> [Task] Reproduce the passage of the blog post on church commitment between "Now, before you" and "she is imperfect.", inclusive, without changing a word.

> [Extract]

I know this is probably shocking and you're kind of floored that I am announcing this on a blog but don't worry. I'll probably come and see her and the kids in a couple of weeks--or at least within the month. I have just learned from my past dating experience there are lots of women out there--nice, Godly, single women--who can help meet some of my needs as well. I probably have something to offer them too. So, I'll hang out with them for a few weeks, get certain emotional and spiritual needs met and then come back to check on Lisa. This is the new commitment I'm making to her...that I'll be there and see what she can do for me on a regular basis. However, if she makes a mistake or reminds me too often that she's not perfect, I can always visit one of the other women who are out there. Remember, they have needs as well. I think it's a perfectly wonderful arrangement and the kids will adjust to my being there on a less frequent basis.
Now, before you start the e-mails or comments (the accountability that should be coming from my true friends) let me make a little application for you AND assure you that none of the above is true.
It's just an example of how we treat our churches--the bride of Christ. Our mindset is that our church is all about what she gives to me. Never mind that this was never the reason that God gave us the church. Our commitment to our churches goes as deep as "what has she done for me lately?" Don't let her dare remind you that, because she is made up of humans, she is imperfect.
Shouldn't our relationship to our churches approach that of a good marriage? It's not about compromise or about getting your needs met. It's about investing all you have--mind, body and soul--in making your partner better. It's in understanding that the better the relationship is, the greater the blessing you receive. It's about a whole-hearted commitment with no escape clause. Rather, it is "for better or worse." It is saying I'm here to invest in you, to love you and help you grow.
If we approached our relationship to our churches with that kind of serious understanding (keep in mind, this is a problem with every pastor friend I know) , maybe we'd think twice before choosing our church, we'd pray really hard before making a decision to leave and our churches would be far stronger because of the investments we make. I've heard far too many followers of Christ blame God for their leaving their church--"we just feel like it's His will"--when I see no indication of this in Scripture. In fact, the only people to ever leave their church in Scripture were the ones who were removed because of church discipline. (Maybe that's what you are really trying to say to your pastor, "God is removing us from this fellowship because we aren't living by His moral guidelines for our life"...but I don't think so).

Document layout analysis data
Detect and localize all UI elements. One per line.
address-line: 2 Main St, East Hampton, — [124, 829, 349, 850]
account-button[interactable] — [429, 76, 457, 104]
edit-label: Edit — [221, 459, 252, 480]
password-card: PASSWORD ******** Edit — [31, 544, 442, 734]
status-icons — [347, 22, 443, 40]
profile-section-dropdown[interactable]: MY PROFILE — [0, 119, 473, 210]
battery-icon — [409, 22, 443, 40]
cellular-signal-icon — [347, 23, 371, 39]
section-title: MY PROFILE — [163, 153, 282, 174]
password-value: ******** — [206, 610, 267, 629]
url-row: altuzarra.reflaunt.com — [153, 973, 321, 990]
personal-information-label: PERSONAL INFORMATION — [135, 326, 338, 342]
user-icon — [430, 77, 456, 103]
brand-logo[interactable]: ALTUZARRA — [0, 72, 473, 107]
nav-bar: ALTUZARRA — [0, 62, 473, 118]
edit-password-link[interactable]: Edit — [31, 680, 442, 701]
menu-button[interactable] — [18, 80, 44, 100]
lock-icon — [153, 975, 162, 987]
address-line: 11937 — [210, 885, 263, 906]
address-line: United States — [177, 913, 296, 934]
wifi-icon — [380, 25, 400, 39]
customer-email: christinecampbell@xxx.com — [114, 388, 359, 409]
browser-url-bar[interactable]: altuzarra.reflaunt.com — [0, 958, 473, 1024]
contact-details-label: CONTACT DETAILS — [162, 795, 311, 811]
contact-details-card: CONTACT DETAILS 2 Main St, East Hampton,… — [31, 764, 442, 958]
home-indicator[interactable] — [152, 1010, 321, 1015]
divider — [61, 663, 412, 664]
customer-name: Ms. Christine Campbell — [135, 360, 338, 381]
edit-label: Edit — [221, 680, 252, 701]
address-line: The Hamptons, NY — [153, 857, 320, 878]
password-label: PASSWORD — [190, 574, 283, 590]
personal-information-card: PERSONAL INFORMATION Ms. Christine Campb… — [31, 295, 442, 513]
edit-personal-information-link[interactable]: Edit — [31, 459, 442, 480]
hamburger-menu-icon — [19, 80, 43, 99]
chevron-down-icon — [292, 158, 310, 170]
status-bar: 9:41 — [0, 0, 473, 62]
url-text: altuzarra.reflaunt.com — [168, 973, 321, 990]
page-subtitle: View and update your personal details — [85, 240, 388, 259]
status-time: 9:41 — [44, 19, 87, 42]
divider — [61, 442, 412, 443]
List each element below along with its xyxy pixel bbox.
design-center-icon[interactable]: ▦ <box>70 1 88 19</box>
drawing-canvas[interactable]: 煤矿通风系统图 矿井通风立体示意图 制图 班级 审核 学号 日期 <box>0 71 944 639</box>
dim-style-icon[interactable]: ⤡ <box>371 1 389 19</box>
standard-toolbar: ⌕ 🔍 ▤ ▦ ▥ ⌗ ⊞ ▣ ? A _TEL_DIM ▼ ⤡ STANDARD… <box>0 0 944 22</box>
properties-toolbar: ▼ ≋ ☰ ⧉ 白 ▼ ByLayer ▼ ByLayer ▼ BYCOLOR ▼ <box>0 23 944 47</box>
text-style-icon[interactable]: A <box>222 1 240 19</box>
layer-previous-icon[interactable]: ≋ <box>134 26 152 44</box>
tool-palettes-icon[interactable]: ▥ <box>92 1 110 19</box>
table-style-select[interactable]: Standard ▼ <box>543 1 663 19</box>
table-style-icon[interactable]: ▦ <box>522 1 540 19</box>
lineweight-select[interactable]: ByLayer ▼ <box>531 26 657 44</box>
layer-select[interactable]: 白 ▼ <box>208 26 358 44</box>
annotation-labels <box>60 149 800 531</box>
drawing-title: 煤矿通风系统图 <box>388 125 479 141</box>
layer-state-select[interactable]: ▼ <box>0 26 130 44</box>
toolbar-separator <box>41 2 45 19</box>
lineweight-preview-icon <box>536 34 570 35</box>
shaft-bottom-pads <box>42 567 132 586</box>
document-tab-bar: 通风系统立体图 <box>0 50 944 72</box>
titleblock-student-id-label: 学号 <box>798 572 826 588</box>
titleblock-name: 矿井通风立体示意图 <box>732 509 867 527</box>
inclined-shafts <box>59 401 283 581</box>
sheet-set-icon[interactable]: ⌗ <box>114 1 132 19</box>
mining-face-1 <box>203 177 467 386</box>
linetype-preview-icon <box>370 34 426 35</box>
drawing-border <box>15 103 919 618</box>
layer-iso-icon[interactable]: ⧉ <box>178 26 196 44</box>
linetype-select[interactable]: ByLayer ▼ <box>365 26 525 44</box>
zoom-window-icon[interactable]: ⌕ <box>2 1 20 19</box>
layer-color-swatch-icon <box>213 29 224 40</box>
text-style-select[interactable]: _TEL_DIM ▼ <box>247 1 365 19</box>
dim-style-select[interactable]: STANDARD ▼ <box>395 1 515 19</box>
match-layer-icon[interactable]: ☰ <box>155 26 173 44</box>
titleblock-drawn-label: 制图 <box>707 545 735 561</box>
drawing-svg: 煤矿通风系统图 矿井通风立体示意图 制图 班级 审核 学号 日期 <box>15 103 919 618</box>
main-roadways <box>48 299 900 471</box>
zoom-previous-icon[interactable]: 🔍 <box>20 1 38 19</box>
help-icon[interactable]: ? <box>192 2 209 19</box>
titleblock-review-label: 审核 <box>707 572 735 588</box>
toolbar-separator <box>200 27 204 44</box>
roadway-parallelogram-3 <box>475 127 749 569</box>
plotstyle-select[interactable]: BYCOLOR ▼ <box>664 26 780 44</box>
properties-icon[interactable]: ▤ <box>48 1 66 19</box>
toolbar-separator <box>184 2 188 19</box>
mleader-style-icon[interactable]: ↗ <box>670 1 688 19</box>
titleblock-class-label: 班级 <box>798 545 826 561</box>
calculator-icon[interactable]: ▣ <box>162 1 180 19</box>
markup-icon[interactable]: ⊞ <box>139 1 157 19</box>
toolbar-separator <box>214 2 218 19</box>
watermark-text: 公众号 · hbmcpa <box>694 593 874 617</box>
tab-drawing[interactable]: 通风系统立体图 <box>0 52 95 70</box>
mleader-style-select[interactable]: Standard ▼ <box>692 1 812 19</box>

> [Result]
Now, before you start the e-mails or comments (the accountability that should be coming from my true friends) let me make a little application for you AND assure you that none of the above is true.
It's just an example of how we treat our churches--the bride of Christ. Our mindset is that our church is all about what she gives to me. Never mind that this was never the reason that God gave us the church. Our commitment to our churches goes as deep as "what has she done for me lately?" Don't let her dare remind you that, because she is made up of humans, she is imperfect.